Do this: Give the number of lines below that contain "which", with no other output.

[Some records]
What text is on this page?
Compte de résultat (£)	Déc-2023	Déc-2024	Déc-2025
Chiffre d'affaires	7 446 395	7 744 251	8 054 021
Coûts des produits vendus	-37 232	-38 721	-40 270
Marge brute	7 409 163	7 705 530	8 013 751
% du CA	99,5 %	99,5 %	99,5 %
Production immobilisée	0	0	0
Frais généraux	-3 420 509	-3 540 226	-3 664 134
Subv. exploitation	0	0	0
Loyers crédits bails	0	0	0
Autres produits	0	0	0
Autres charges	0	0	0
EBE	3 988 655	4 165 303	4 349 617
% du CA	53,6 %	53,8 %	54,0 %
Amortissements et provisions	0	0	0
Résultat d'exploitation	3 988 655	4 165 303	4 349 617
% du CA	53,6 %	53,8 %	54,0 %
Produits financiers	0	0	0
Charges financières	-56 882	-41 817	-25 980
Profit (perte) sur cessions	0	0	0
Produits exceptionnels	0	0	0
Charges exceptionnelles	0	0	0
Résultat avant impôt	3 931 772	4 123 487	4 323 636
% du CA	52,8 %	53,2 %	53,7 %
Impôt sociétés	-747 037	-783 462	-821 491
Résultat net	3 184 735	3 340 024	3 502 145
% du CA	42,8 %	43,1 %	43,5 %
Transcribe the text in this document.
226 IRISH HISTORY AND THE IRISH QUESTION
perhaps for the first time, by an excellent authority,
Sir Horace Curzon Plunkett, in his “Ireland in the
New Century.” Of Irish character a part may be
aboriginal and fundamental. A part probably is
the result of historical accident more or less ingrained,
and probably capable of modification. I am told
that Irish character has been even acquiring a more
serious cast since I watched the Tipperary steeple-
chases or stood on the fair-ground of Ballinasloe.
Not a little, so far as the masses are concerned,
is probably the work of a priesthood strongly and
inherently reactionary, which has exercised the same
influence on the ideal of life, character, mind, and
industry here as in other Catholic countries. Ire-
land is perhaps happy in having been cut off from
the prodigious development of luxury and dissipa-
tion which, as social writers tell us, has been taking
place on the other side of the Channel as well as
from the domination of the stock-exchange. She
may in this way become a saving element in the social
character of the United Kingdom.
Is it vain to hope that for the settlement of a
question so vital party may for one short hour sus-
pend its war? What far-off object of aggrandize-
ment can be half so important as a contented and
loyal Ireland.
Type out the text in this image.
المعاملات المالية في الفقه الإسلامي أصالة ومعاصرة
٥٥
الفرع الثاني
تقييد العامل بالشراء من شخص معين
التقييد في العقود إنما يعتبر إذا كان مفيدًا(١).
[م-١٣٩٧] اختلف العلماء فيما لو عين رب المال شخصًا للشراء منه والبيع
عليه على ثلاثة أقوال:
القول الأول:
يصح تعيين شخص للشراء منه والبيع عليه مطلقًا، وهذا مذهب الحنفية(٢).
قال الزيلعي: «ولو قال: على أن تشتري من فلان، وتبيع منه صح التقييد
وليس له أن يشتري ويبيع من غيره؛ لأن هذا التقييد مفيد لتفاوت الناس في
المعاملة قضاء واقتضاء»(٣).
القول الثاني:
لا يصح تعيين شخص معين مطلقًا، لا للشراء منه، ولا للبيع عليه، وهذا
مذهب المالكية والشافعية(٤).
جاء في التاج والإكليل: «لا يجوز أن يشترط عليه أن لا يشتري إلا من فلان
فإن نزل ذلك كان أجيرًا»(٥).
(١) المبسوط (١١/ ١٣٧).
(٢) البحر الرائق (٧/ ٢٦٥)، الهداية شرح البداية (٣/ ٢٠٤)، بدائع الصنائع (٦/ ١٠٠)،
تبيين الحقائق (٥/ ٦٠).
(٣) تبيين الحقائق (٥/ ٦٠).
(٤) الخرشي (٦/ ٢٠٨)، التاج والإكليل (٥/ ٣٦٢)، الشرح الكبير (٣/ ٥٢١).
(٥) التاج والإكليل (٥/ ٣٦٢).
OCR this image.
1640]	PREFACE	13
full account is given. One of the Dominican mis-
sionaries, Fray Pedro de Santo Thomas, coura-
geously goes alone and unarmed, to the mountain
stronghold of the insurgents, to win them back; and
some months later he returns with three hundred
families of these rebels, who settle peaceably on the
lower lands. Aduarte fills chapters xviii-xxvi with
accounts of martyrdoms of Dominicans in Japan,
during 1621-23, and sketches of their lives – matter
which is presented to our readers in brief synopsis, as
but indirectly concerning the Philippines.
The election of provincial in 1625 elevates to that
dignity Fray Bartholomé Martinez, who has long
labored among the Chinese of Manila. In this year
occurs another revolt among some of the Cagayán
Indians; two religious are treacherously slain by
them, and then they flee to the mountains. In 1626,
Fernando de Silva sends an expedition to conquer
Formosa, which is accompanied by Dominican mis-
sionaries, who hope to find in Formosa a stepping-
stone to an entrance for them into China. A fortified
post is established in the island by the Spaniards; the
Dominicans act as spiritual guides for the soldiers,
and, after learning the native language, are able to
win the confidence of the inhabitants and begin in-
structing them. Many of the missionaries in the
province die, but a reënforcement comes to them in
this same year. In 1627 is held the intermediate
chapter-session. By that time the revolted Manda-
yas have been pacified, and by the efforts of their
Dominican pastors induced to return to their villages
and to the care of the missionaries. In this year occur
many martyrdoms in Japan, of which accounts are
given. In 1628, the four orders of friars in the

Answer to the exercise: 5